Stated exercise:
Extract, from the listing that follows, each line containing the word "JSON".

Dataset entries:
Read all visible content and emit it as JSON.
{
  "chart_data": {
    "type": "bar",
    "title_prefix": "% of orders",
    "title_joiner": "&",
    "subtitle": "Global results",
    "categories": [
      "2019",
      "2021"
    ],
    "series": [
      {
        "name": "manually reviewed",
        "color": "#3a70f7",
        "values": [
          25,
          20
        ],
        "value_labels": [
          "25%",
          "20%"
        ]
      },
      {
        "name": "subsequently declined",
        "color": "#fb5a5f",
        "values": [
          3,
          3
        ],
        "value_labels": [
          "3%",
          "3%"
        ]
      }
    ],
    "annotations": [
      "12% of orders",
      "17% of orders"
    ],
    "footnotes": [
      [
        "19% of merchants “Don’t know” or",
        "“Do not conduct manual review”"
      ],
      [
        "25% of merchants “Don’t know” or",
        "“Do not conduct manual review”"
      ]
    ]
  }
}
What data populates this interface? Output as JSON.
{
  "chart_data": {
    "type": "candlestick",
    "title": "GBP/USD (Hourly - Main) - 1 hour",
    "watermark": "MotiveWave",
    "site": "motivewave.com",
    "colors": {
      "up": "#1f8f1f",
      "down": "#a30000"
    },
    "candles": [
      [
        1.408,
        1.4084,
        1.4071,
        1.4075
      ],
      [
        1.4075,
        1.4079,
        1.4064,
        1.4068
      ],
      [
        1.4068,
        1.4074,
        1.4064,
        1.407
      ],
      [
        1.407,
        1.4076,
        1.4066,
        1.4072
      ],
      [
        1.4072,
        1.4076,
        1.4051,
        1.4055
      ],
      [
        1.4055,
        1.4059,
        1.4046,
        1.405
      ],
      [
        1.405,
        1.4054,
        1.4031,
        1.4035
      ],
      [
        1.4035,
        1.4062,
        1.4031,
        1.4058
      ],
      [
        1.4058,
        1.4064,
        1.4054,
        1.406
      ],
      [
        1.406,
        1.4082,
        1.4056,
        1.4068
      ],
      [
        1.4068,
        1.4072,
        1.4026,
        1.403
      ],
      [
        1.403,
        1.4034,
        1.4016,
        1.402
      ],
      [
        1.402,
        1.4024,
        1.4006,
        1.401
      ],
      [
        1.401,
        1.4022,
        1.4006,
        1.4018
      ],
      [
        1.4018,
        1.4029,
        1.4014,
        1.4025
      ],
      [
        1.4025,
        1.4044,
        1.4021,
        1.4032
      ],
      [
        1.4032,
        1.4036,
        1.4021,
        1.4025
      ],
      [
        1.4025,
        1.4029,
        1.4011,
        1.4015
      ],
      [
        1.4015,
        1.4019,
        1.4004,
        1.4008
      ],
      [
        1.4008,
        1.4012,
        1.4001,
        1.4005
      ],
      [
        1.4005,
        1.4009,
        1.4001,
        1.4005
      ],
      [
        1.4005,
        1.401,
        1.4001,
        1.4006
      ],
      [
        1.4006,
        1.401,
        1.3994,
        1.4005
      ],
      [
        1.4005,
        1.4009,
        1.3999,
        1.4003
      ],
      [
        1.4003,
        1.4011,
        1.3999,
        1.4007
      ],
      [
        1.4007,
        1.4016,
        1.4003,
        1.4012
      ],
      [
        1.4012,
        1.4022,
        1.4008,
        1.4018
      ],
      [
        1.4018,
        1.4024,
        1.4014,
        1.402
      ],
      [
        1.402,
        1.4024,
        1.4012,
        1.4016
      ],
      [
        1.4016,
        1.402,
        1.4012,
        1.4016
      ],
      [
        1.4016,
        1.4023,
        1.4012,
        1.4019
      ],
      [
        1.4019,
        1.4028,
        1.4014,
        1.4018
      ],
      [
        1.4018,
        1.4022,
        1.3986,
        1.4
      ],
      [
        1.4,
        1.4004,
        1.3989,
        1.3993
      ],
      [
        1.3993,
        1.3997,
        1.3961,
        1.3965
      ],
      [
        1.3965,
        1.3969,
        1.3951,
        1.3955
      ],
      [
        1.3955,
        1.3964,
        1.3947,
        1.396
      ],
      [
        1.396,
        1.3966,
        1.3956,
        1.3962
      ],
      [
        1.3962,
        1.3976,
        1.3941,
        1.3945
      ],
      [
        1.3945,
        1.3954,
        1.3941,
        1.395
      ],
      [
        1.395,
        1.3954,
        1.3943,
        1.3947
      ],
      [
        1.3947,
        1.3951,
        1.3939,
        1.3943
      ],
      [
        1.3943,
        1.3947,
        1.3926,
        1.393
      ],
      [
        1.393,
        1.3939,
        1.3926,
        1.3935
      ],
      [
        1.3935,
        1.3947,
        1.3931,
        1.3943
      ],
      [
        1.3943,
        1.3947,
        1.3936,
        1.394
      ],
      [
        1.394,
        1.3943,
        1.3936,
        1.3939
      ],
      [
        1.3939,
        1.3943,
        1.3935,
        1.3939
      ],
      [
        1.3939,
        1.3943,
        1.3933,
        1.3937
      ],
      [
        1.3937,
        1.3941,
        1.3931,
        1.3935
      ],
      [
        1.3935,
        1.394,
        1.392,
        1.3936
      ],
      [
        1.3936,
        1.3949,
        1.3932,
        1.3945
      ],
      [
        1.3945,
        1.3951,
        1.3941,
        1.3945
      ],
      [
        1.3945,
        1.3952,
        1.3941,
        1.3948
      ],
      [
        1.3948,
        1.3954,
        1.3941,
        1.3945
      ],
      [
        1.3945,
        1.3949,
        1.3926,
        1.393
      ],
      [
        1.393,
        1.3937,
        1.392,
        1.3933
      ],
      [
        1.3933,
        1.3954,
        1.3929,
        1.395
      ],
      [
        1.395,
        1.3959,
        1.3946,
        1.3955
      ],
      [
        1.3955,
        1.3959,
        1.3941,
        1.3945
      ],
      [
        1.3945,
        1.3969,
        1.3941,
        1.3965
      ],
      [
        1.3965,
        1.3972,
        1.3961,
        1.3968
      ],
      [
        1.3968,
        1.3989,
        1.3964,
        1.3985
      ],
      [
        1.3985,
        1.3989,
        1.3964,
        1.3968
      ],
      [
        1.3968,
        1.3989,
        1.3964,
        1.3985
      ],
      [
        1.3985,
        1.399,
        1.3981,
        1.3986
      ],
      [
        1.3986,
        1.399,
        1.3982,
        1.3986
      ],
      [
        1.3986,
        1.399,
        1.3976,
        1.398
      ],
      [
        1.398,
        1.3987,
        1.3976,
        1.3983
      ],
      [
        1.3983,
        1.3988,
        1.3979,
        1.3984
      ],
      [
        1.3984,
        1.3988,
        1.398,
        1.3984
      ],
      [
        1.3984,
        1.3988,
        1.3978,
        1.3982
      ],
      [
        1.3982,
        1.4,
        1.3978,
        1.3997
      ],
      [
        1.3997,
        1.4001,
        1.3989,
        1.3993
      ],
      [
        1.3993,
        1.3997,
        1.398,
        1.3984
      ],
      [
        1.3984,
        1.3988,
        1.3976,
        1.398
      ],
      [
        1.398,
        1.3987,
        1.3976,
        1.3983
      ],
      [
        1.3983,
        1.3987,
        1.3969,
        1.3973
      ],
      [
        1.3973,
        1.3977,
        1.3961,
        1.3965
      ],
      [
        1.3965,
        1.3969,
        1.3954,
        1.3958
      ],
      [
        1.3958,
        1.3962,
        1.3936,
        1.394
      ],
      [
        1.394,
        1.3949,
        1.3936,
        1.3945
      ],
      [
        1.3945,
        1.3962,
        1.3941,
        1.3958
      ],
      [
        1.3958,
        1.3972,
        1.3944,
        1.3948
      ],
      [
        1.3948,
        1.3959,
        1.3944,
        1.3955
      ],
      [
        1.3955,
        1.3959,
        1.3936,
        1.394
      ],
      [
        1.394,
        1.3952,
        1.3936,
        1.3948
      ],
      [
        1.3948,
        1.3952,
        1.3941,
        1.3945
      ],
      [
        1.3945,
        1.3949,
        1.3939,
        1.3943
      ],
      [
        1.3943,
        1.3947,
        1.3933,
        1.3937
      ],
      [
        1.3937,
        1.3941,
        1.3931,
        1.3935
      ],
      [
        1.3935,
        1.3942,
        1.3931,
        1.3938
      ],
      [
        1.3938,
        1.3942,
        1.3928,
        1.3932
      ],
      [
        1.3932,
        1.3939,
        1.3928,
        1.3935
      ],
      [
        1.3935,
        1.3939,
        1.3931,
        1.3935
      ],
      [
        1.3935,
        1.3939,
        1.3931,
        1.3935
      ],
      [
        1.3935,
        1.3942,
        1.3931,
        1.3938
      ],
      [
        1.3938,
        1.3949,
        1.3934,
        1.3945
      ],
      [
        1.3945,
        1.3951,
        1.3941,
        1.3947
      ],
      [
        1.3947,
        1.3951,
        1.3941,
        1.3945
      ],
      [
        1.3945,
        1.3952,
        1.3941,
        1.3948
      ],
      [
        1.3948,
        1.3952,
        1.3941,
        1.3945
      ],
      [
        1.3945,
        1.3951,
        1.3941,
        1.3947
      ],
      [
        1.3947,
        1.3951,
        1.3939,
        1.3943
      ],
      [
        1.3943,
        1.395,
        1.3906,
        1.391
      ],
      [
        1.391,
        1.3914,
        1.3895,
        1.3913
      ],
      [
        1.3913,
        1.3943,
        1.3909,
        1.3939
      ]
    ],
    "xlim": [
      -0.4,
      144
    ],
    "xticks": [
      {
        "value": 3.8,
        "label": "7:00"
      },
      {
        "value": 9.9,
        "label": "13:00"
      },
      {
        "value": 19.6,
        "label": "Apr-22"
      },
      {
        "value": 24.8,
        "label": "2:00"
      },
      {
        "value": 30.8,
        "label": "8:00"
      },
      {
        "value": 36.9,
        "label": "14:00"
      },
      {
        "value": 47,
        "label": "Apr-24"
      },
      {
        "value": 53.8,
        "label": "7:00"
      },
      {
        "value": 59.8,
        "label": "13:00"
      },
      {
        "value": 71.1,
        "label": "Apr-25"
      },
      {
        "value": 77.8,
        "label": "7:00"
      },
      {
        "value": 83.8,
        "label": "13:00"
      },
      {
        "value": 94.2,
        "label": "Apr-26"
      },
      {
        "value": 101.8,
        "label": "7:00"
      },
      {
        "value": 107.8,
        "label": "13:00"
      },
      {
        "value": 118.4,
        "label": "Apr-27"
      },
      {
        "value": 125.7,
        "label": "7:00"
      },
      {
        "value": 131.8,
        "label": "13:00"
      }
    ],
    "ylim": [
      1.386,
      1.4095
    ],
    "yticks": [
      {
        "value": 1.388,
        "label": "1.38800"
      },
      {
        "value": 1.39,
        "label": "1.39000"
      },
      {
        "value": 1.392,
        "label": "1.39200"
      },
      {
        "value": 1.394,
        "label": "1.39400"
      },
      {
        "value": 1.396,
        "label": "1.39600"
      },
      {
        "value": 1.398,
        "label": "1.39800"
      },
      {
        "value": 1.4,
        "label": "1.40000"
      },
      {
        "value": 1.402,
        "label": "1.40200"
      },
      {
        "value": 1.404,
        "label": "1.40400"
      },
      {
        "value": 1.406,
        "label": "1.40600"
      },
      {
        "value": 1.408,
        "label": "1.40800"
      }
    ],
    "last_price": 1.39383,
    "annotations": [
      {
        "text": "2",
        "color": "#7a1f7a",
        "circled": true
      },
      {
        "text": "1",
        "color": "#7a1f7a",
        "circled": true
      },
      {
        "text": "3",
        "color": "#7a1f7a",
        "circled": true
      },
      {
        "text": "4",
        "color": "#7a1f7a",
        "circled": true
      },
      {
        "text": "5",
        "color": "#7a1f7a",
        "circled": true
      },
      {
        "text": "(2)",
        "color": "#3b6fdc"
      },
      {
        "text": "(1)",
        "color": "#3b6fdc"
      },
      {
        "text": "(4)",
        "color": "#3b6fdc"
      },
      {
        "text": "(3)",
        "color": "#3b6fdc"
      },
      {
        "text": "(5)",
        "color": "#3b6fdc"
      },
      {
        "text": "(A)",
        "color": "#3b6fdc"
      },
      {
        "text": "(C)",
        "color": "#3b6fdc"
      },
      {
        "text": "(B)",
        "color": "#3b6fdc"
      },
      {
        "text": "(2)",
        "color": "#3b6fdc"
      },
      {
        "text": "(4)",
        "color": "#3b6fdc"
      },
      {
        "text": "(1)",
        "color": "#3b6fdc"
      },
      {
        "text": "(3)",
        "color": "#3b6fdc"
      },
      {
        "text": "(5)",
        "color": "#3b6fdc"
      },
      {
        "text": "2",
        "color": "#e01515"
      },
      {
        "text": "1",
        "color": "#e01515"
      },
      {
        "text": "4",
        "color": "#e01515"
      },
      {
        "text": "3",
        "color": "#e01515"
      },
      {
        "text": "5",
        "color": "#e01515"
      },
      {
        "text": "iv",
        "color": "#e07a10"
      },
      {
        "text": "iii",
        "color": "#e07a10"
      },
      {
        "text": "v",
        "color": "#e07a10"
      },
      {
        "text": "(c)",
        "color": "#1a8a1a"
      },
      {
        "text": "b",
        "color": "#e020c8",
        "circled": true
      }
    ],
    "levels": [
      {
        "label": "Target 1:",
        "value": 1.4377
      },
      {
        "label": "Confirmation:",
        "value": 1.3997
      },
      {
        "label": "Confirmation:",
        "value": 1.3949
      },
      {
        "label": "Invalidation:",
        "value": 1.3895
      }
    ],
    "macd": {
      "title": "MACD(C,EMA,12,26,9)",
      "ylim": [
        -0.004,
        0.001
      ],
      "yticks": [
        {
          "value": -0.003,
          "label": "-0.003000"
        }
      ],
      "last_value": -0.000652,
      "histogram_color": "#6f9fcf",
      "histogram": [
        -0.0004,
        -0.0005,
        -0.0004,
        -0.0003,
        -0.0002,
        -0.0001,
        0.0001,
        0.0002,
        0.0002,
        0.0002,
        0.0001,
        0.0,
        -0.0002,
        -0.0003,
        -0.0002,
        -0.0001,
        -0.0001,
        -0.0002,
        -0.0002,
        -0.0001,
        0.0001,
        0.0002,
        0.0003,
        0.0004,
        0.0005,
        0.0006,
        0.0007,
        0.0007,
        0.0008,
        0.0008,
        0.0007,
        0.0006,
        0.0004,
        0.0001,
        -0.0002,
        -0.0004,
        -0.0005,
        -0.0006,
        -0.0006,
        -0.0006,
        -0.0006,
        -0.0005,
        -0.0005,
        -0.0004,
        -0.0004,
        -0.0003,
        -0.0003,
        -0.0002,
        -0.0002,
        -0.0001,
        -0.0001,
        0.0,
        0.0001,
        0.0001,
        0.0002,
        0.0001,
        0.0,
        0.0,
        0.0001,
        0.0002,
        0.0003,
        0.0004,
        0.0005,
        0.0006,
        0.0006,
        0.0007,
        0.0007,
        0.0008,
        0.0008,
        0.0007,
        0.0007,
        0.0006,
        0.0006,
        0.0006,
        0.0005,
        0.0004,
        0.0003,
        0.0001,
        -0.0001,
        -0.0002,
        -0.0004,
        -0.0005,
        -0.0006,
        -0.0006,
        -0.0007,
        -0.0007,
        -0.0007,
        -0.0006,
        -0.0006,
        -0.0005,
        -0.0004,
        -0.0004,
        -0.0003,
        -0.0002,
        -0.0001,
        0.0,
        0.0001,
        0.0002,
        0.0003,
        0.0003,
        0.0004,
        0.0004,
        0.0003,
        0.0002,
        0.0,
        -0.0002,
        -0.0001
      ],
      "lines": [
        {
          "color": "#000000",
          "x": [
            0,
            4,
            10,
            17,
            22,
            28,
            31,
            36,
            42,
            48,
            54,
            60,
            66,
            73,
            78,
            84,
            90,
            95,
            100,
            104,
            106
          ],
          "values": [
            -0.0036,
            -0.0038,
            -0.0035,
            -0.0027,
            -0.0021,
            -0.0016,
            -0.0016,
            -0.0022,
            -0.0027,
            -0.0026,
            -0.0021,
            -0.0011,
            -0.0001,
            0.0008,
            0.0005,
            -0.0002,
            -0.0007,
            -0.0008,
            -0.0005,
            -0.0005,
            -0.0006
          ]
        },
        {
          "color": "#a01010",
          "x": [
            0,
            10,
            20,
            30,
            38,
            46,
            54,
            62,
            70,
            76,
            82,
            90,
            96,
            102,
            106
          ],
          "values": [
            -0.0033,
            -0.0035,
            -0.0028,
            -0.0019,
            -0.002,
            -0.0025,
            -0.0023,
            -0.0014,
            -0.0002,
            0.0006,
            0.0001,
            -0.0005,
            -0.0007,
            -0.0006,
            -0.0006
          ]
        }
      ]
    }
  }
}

Answer to the problem:
Read all visible content and emit it as JSON.
What data populates this interface? Output as JSON.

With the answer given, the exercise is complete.